* **RECORDS PROVIDED**:
= = = = = = =

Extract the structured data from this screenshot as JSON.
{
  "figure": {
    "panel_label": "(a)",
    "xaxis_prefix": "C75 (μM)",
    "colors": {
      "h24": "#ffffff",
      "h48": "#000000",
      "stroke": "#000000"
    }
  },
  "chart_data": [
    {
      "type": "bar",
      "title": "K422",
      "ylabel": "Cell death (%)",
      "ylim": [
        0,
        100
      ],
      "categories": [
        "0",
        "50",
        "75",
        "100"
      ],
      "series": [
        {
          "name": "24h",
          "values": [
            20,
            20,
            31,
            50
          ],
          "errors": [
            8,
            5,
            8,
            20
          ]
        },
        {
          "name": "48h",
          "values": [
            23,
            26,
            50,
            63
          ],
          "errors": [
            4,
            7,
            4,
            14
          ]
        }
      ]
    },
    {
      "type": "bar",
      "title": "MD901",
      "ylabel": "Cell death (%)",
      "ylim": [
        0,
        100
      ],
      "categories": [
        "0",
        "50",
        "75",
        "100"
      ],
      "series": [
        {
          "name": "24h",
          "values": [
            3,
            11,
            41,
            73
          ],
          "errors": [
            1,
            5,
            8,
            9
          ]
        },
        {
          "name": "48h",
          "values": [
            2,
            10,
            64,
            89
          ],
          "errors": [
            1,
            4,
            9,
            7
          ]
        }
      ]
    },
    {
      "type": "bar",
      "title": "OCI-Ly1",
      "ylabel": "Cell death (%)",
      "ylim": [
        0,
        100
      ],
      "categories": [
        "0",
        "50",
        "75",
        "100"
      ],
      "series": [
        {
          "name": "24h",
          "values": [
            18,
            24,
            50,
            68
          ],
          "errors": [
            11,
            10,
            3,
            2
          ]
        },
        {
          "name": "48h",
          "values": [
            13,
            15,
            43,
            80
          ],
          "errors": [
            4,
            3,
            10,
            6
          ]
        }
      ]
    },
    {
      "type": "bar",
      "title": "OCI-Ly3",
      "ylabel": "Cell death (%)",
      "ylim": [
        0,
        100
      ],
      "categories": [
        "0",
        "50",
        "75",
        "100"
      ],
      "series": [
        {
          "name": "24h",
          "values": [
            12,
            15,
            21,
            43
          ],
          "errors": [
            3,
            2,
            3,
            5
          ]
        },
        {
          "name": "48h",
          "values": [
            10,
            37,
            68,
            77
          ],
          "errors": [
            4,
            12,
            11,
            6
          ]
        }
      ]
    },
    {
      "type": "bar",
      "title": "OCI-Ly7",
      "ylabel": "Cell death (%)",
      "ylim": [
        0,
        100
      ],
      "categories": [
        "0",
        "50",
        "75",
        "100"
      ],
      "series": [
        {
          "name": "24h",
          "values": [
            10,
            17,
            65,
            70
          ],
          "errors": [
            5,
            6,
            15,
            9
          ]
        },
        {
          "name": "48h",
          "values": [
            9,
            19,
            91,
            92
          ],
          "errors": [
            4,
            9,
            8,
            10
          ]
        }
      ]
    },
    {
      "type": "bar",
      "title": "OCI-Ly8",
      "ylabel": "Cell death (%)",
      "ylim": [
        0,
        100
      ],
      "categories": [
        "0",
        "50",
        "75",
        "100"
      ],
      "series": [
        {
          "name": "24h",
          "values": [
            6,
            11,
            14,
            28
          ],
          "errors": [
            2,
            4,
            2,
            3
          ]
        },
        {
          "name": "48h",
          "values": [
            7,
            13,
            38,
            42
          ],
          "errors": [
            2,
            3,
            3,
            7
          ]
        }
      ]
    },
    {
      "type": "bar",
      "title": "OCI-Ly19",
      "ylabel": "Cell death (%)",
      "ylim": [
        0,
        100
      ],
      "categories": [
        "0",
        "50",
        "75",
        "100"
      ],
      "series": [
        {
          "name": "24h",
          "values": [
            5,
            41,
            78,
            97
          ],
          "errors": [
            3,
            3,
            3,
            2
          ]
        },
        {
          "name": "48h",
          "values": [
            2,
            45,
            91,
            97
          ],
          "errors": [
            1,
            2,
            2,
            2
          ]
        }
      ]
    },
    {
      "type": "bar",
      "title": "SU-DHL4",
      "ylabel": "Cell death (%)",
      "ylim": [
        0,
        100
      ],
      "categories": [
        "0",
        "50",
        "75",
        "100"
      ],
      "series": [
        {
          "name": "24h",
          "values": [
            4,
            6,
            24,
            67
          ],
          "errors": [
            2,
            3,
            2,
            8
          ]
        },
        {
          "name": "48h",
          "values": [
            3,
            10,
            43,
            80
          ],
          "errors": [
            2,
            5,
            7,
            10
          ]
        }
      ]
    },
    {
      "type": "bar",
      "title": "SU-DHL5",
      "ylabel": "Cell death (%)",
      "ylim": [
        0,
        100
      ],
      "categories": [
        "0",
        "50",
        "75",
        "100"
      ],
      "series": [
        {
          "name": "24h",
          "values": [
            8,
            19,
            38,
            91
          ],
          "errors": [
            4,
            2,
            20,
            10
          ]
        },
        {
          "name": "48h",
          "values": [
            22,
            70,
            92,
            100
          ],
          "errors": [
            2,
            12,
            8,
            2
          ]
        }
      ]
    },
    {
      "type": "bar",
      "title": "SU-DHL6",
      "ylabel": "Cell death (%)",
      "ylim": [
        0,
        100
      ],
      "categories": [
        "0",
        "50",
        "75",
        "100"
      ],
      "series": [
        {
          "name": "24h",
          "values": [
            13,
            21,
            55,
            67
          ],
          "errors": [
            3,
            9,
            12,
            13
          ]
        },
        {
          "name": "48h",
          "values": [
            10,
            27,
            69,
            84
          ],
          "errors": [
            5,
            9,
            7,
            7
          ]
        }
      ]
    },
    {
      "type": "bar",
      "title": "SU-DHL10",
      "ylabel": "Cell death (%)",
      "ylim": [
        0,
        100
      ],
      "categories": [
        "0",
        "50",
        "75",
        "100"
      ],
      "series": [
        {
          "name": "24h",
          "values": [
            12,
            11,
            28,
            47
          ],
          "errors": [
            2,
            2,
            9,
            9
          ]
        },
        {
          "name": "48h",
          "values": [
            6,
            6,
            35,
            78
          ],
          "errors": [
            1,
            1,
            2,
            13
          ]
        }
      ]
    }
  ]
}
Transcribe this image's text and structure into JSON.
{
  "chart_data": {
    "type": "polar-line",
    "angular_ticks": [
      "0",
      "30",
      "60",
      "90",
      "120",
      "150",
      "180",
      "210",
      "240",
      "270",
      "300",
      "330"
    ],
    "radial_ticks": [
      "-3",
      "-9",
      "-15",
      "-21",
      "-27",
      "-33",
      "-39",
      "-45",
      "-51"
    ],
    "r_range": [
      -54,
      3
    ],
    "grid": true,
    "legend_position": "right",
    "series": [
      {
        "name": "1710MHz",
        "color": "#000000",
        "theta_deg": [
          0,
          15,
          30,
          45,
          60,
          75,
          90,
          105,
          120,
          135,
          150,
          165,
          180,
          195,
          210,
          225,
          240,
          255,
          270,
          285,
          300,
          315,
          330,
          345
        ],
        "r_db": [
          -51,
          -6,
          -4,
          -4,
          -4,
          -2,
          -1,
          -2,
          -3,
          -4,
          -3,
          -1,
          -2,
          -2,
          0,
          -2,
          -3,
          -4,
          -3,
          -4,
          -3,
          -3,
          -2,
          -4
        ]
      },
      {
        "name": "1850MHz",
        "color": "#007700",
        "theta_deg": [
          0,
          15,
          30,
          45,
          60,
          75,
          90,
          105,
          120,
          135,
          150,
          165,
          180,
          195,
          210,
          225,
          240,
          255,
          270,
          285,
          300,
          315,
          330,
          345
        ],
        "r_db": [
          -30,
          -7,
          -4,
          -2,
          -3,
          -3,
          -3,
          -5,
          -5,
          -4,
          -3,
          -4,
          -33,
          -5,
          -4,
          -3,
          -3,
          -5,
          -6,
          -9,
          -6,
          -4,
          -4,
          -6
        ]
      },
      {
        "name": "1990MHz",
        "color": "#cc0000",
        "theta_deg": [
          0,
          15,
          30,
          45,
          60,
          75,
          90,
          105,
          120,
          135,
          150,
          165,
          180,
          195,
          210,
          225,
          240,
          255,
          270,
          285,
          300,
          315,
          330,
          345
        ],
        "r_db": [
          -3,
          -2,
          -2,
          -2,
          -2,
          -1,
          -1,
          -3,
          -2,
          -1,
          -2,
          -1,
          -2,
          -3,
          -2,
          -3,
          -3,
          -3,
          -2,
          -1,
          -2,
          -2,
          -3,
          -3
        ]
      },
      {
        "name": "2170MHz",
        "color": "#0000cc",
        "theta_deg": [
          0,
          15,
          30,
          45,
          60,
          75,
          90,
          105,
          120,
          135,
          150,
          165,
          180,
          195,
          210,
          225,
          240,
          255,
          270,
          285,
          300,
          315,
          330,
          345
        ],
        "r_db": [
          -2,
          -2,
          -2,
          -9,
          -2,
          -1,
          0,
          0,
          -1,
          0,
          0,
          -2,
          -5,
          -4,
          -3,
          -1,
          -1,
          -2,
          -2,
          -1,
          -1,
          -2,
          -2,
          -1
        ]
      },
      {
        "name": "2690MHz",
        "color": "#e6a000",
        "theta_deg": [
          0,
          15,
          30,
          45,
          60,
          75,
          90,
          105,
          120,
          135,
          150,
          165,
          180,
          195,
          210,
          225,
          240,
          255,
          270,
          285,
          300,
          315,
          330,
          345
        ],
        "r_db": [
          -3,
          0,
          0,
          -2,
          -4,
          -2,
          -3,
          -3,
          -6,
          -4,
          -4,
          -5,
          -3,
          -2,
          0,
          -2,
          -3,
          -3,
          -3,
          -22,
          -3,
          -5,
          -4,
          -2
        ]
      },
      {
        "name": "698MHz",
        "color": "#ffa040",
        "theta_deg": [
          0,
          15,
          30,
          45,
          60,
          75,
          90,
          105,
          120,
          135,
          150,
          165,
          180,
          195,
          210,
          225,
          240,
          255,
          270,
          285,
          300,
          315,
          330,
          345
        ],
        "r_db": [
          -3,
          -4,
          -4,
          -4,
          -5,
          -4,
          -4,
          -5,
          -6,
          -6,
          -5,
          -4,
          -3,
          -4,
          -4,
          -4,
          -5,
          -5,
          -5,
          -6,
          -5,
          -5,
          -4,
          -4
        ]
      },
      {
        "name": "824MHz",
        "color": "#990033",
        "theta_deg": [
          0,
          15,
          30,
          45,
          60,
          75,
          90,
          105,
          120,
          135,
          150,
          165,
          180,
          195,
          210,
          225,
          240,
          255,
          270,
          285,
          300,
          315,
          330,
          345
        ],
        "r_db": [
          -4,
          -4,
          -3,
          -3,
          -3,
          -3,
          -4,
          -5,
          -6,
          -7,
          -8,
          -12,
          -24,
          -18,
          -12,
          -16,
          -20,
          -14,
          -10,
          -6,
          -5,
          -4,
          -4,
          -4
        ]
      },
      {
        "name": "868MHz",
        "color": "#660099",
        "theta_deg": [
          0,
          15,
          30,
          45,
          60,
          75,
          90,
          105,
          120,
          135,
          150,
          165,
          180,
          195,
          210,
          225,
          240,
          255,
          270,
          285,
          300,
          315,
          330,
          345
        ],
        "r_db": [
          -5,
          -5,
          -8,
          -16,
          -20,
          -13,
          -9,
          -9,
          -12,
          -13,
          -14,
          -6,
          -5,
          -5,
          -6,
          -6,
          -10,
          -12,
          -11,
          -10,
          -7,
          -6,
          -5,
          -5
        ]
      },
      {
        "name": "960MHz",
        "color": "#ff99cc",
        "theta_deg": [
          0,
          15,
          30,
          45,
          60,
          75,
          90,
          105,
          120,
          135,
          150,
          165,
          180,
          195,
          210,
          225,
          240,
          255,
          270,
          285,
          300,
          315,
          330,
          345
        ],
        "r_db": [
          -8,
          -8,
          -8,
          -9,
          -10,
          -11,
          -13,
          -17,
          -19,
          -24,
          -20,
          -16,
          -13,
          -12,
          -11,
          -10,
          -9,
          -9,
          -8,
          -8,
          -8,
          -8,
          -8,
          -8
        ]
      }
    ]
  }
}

= = = = = = =

* **PROBLEM TO SOLVE**: Which lines hold the word "title"? Show each one.

* **SOLUTION FOR THIS EXERCISE**:
      "title": "K422",
      "title": "MD901",
      "title": "OCI-Ly1",
      "title": "OCI-Ly3",
      "title": "OCI-Ly7",
      "title": "OCI-Ly8",
      "title": "OCI-Ly19",
      "title": "SU-DHL4",
      "title": "SU-DHL5",
      "title": "SU-DHL6",
      "title": "SU-DHL10",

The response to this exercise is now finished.